** Start of Extracted entries **

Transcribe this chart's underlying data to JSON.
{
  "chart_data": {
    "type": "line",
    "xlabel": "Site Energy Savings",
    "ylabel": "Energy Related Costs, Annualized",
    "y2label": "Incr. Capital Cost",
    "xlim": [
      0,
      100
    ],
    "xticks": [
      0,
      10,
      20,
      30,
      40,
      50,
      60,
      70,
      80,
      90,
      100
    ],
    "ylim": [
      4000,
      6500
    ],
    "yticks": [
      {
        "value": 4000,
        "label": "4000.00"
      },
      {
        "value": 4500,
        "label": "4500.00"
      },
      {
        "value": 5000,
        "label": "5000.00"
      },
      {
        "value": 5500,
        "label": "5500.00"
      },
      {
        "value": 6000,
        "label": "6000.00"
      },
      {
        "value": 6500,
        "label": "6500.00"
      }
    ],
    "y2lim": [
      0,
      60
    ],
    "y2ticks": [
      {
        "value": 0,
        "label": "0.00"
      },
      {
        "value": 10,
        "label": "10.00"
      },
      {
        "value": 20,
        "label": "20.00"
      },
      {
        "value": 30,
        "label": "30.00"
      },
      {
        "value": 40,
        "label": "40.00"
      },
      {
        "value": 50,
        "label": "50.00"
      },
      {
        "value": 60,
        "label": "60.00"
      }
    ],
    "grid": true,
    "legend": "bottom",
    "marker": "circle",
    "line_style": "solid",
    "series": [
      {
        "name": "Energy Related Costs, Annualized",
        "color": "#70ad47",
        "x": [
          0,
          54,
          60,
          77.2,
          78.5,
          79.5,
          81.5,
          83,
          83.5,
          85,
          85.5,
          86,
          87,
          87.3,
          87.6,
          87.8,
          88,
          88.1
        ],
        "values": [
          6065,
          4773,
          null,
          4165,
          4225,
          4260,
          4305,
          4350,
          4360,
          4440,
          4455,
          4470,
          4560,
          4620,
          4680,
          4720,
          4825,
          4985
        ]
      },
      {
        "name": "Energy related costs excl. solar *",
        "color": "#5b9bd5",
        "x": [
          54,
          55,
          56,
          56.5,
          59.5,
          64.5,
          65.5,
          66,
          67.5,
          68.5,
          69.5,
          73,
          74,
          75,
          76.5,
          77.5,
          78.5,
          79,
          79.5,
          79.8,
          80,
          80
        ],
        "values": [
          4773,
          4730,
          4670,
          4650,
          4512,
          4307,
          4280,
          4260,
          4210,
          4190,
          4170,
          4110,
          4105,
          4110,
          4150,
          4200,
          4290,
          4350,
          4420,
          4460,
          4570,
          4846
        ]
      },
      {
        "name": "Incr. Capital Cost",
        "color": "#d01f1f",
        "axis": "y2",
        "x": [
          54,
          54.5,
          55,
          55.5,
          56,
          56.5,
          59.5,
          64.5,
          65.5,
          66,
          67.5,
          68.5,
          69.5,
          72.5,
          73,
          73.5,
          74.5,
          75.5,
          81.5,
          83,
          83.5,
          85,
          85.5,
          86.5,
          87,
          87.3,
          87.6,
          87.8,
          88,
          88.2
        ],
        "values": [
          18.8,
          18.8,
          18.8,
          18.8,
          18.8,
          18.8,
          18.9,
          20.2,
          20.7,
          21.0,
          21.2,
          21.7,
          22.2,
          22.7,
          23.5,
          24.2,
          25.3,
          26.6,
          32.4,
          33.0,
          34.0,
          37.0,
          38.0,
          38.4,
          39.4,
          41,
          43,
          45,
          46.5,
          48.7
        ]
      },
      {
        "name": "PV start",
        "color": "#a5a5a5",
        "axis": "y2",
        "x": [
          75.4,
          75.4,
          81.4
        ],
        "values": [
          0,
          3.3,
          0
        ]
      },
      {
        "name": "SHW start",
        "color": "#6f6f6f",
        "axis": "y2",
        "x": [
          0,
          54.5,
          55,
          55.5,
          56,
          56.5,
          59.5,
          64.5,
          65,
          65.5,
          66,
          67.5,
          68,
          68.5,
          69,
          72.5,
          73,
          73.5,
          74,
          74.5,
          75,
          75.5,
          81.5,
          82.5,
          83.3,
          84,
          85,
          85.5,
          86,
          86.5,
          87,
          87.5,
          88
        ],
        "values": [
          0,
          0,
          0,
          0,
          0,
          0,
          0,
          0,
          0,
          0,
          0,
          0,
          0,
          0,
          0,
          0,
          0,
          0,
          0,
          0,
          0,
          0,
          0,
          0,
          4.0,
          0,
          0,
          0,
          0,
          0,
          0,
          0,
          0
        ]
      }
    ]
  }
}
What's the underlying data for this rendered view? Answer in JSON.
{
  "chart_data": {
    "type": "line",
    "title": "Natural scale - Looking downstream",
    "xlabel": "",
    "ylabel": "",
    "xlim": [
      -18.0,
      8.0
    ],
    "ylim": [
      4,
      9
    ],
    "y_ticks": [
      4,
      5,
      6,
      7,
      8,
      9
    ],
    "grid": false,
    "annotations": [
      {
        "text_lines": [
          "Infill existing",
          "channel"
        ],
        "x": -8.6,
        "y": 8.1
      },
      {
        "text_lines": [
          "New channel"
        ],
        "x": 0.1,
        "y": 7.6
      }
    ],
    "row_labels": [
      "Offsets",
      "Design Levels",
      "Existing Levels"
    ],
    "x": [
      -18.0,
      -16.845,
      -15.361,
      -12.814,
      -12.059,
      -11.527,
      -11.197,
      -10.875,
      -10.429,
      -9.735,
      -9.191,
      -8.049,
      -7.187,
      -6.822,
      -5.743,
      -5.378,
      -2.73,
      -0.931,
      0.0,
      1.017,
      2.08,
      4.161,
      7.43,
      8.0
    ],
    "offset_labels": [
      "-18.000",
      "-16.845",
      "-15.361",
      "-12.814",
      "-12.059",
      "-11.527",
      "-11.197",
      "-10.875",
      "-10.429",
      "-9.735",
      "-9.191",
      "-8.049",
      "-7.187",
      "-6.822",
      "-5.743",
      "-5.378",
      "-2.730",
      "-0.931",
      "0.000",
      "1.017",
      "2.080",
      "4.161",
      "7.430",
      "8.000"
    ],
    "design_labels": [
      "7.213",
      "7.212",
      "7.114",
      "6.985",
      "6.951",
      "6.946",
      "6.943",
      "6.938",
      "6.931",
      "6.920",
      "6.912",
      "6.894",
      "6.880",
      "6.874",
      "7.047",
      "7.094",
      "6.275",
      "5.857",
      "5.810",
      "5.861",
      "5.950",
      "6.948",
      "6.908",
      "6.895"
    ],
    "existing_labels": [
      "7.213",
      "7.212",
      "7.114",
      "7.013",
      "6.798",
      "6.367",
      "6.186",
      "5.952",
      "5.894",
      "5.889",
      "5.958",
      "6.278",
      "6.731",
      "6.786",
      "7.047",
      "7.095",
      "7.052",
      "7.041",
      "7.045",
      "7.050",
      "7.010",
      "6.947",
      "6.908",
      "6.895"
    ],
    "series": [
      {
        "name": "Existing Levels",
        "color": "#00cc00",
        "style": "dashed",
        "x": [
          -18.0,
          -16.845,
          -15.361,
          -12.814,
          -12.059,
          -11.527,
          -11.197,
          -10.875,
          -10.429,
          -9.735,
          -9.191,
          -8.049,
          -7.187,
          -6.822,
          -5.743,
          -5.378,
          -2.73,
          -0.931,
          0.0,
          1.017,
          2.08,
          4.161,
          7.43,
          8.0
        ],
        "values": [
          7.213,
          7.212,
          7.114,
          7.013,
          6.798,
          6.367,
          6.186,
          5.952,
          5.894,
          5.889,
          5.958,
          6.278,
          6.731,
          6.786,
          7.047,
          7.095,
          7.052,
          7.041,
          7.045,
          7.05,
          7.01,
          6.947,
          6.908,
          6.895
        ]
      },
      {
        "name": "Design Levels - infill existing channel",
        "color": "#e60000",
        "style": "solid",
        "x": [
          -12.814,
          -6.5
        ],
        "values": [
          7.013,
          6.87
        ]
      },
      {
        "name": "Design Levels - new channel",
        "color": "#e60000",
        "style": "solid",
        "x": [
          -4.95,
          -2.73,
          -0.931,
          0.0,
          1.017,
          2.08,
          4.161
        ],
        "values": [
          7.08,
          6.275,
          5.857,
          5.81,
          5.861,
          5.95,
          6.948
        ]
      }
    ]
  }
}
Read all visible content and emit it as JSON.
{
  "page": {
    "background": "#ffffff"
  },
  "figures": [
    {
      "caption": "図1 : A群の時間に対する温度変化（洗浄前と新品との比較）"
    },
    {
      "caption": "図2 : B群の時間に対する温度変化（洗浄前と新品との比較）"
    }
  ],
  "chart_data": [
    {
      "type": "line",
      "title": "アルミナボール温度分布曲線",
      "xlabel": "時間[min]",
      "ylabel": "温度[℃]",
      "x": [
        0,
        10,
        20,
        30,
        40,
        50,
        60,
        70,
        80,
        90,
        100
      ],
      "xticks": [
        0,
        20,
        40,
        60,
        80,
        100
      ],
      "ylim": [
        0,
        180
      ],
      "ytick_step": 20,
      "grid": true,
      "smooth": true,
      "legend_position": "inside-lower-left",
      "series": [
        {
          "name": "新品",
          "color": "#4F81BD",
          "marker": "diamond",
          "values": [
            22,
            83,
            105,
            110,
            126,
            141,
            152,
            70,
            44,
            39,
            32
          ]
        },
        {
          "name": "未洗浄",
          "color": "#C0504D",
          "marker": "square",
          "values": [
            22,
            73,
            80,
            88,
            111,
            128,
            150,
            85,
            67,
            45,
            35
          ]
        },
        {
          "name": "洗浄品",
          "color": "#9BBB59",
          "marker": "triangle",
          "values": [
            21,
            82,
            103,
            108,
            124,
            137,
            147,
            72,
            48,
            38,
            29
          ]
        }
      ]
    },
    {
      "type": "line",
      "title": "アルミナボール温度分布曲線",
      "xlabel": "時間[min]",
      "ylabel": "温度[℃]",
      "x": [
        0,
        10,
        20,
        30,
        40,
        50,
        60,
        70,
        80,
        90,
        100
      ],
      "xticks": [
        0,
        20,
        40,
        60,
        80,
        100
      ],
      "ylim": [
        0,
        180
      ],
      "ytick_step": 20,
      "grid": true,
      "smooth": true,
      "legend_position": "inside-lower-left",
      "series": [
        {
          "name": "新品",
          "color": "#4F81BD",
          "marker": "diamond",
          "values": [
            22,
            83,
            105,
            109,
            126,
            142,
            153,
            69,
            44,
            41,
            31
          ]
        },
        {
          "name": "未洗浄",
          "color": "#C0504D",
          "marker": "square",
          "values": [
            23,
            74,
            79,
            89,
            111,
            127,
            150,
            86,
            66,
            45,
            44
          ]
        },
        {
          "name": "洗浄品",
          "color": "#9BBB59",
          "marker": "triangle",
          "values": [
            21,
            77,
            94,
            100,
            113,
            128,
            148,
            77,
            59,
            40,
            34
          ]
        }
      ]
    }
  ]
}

** End of Extracted entries **

What to produce: From the entries, copy out each line containing the word "underlying".

In response:
Transcribe this chart's underlying data to JSON.
What's the underlying data for this rendered view? Answer in JSON.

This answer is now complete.